§ **Task directions**
Every line of the material below should be repeated exactly.

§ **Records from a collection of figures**
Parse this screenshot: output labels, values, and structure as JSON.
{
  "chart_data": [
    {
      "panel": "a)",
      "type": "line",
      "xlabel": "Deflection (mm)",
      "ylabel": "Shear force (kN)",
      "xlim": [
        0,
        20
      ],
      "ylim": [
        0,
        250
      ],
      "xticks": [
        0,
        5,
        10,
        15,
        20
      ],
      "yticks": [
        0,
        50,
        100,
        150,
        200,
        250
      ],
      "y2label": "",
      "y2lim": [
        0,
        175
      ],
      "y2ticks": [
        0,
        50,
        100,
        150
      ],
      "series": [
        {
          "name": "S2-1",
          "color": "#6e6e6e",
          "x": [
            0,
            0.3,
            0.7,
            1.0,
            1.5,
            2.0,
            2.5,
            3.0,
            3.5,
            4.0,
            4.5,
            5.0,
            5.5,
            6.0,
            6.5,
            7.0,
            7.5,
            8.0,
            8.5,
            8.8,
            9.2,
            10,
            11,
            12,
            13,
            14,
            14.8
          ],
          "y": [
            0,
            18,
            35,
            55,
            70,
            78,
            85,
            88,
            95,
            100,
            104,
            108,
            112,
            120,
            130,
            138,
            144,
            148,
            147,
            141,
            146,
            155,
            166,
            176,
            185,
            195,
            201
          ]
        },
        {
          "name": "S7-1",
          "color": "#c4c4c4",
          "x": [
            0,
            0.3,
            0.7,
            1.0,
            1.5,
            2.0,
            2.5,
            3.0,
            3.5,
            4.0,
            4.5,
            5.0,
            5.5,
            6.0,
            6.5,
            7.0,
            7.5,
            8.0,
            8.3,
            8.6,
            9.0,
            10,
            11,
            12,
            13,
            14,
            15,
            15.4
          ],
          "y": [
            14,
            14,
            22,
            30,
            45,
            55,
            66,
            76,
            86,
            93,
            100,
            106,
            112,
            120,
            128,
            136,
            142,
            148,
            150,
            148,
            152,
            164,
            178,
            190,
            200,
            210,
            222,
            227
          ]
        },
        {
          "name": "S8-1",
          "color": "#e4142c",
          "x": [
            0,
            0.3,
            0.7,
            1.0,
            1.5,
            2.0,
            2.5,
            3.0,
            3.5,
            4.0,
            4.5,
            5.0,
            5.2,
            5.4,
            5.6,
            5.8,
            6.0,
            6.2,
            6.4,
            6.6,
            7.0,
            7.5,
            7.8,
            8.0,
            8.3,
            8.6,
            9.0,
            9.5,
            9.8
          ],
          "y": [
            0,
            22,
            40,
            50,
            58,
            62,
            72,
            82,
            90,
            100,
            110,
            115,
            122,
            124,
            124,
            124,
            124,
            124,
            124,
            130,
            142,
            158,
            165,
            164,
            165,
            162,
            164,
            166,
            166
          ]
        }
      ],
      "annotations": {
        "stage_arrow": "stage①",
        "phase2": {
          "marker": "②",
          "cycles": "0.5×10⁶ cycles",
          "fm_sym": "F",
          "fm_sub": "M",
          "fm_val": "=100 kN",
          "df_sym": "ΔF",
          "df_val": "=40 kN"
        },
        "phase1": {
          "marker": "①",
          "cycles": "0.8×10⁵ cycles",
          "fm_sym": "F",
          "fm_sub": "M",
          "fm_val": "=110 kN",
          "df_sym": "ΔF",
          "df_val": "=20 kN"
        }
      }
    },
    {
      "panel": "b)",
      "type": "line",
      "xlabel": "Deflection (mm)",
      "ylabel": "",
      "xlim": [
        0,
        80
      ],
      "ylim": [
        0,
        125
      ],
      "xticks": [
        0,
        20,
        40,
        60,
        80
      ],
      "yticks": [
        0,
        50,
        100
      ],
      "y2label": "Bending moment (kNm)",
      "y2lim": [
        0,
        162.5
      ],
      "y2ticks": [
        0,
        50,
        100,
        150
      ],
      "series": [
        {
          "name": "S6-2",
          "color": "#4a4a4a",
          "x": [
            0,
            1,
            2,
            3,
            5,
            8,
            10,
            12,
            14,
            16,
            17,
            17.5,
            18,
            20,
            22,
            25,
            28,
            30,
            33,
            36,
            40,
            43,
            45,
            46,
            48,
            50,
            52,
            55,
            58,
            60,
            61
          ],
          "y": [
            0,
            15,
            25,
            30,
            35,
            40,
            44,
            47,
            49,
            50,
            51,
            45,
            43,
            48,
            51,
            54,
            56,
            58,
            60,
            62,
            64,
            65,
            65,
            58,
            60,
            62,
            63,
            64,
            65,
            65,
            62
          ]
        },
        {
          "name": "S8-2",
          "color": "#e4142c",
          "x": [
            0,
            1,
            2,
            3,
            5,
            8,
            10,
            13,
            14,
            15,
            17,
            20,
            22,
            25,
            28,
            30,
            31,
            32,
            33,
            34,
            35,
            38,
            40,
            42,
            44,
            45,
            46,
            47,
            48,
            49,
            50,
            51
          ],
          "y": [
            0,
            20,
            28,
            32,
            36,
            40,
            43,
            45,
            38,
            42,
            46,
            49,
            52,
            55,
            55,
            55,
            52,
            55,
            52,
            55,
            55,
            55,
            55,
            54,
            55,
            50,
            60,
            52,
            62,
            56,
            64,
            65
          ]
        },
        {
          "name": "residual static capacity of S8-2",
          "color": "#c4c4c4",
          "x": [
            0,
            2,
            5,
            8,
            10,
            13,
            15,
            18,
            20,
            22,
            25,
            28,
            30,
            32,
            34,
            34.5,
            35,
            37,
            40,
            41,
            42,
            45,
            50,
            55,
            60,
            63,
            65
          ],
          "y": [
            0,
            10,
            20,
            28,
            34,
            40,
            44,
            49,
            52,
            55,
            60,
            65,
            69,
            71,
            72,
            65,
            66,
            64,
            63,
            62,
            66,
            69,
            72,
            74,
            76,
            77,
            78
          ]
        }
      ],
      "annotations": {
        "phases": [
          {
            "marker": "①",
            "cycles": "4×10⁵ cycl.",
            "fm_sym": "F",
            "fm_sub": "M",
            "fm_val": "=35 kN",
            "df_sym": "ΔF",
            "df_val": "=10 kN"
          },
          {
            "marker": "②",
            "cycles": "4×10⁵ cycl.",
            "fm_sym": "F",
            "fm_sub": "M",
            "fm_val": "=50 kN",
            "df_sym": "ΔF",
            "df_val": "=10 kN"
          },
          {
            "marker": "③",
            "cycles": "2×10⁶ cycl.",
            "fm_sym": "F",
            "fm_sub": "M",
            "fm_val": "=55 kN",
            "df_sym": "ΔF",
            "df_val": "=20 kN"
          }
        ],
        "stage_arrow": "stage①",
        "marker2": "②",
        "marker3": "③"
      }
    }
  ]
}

§ **Task response**
Parse this screenshot: output labels, values, and structure as JSON.
{
  "chart_data": [
    {
      "panel": "a)",
      "type": "line",
      "xlabel": "Deflection (mm)",
      "ylabel": "Shear force (kN)",
      "xlim": [
        0,
        20
      ],
      "ylim": [
        0,
        250
      ],
      "xticks": [
        0,
        5,
        10,
        15,
        20
      ],
      "yticks": [
        0,
        50,
        100,
        150,
        200,
        250
      ],
      "y2label": "",
      "y2lim": [
        0,
        175
      ],
      "y2ticks": [
        0,
        50,
        100,
        150
      ],
      "series": [
        {
          "name": "S2-1",
          "color": "#6e6e6e",
          "x": [
            0,
            0.3,
            0.7,
            1.0,
            1.5,
            2.0,
            2.5,
            3.0,
            3.5,
            4.0,
            4.5,
            5.0,
            5.5,
            6.0,
            6.5,
            7.0,
            7.5,
            8.0,
            8.5,
            8.8,
            9.2,
            10,
            11,
            12,
            13,
            14,
            14.8
          ],
          "y": [
            0,
            18,
            35,
            55,
            70,
            78,
            85,
            88,
            95,
            100,
            104,
            108,
            112,
            120,
            130,
            138,
            144,
            148,
            147,
            141,
            146,
            155,
            166,
            176,
            185,
            195,
            201
          ]
        },
        {
          "name": "S7-1",
          "color": "#c4c4c4",
          "x": [
            0,
            0.3,
            0.7,
            1.0,
            1.5,
            2.0,
            2.5,
            3.0,
            3.5,
            4.0,
            4.5,
            5.0,
            5.5,
            6.0,
            6.5,
            7.0,
            7.5,
            8.0,
            8.3,
            8.6,
            9.0,
            10,
            11,
            12,
            13,
            14,
            15,
            15.4
          ],
          "y": [
            14,
            14,
            22,
            30,
            45,
            55,
            66,
            76,
            86,
            93,
            100,
            106,
            112,
            120,
            128,
            136,
            142,
            148,
            150,
            148,
            152,
            164,
            178,
            190,
            200,
            210,
            222,
            227
          ]
        },
        {
          "name": "S8-1",
          "color": "#e4142c",
          "x": [
            0,
            0.3,
            0.7,
            1.0,
            1.5,
            2.0,
            2.5,
            3.0,
            3.5,
            4.0,
            4.5,
            5.0,
            5.2,
            5.4,
            5.6,
            5.8,
            6.0,
            6.2,
            6.4,
            6.6,
            7.0,
            7.5,
            7.8,
            8.0,
            8.3,
            8.6,
            9.0,
            9.5,
            9.8
          ],
          "y": [
            0,
            22,
            40,
            50,
            58,
            62,
            72,
            82,
            90,
            100,
            110,
            115,
            122,
            124,
            124,
            124,
            124,
            124,
            124,
            130,
            142,
            158,
            165,
            164,
            165,
            162,
            164,
            166,
            166
          ]
        }
      ],
      "annotations": {
        "stage_arrow": "stage①",
        "phase2": {
          "marker": "②",
          "cycles": "0.5×10⁶ cycles",
          "fm_sym": "F",
          "fm_sub": "M",
          "fm_val": "=100 kN",
          "df_sym": "ΔF",
          "df_val": "=40 kN"
        },
        "phase1": {
          "marker": "①",
          "cycles": "0.8×10⁵ cycles",
          "fm_sym": "F",
          "fm_sub": "M",
          "fm_val": "=110 kN",
          "df_sym": "ΔF",
          "df_val": "=20 kN"
        }
      }
    },
    {
      "panel": "b)",
      "type": "line",
      "xlabel": "Deflection (mm)",
      "ylabel": "",
      "xlim": [
        0,
        80
      ],
      "ylim": [
        0,
        125
      ],
      "xticks": [
        0,
        20,
        40,
        60,
        80
      ],
      "yticks": [
        0,
        50,
        100
      ],
      "y2label": "Bending moment (kNm)",
      "y2lim": [
        0,
        162.5
      ],
      "y2ticks": [
        0,
        50,
        100,
        150
      ],
      "series": [
        {
          "name": "S6-2",
          "color": "#4a4a4a",
          "x": [
            0,
            1,
            2,
            3,
            5,
            8,
            10,
            12,
            14,
            16,
            17,
            17.5,
            18,
            20,
            22,
            25,
            28,
            30,
            33,
            36,
            40,
            43,
            45,
            46,
            48,
            50,
            52,
            55,
            58,
            60,
            61
          ],
          "y": [
            0,
            15,
            25,
            30,
            35,
            40,
            44,
            47,
            49,
            50,
            51,
            45,
            43,
            48,
            51,
            54,
            56,
            58,
            60,
            62,
            64,
            65,
            65,
            58,
            60,
            62,
            63,
            64,
            65,
            65,
            62
          ]
        },
        {
          "name": "S8-2",
          "color": "#e4142c",
          "x": [
            0,
            1,
            2,
            3,
            5,
            8,
            10,
            13,
            14,
            15,
            17,
            20,
            22,
            25,
            28,
            30,
            31,
            32,
            33,
            34,
            35,
            38,
            40,
            42,
            44,
            45,
            46,
            47,
            48,
            49,
            50,
            51
          ],
          "y": [
            0,
            20,
            28,
            32,
            36,
            40,
            43,
            45,
            38,
            42,
            46,
            49,
            52,
            55,
            55,
            55,
            52,
            55,
            52,
            55,
            55,
            55,
            55,
            54,
            55,
            50,
            60,
            52,
            62,
            56,
            64,
            65
          ]
        },
        {
          "name": "residual static capacity of S8-2",
          "color": "#c4c4c4",
          "x": [
            0,
            2,
            5,
            8,
            10,
            13,
            15,
            18,
            20,
            22,
            25,
            28,
            30,
            32,
            34,
            34.5,
            35,
            37,
            40,
            41,
            42,
            45,
            50,
            55,
            60,
            63,
            65
          ],
          "y": [
            0,
            10,
            20,
            28,
            34,
            40,
            44,
            49,
            52,
            55,
            60,
            65,
            69,
            71,
            72,
            65,
            66,
            64,
            63,
            62,
            66,
            69,
            72,
            74,
            76,
            77,
            78
          ]
        }
      ],
      "annotations": {
        "phases": [
          {
            "marker": "①",
            "cycles": "4×10⁵ cycl.",
            "fm_sym": "F",
            "fm_sub": "M",
            "fm_val": "=35 kN",
            "df_sym": "ΔF",
            "df_val": "=10 kN"
          },
          {
            "marker": "②",
            "cycles": "4×10⁵ cycl.",
            "fm_sym": "F",
            "fm_sub": "M",
            "fm_val": "=50 kN",
            "df_sym": "ΔF",
            "df_val": "=10 kN"
          },
          {
            "marker": "③",
            "cycles": "2×10⁶ cycl.",
            "fm_sym": "F",
            "fm_sub": "M",
            "fm_val": "=55 kN",
            "df_sym": "ΔF",
            "df_val": "=20 kN"
          }
        ],
        "stage_arrow": "stage①",
        "marker2": "②",
        "marker3": "③"
      }
    }
  ]
}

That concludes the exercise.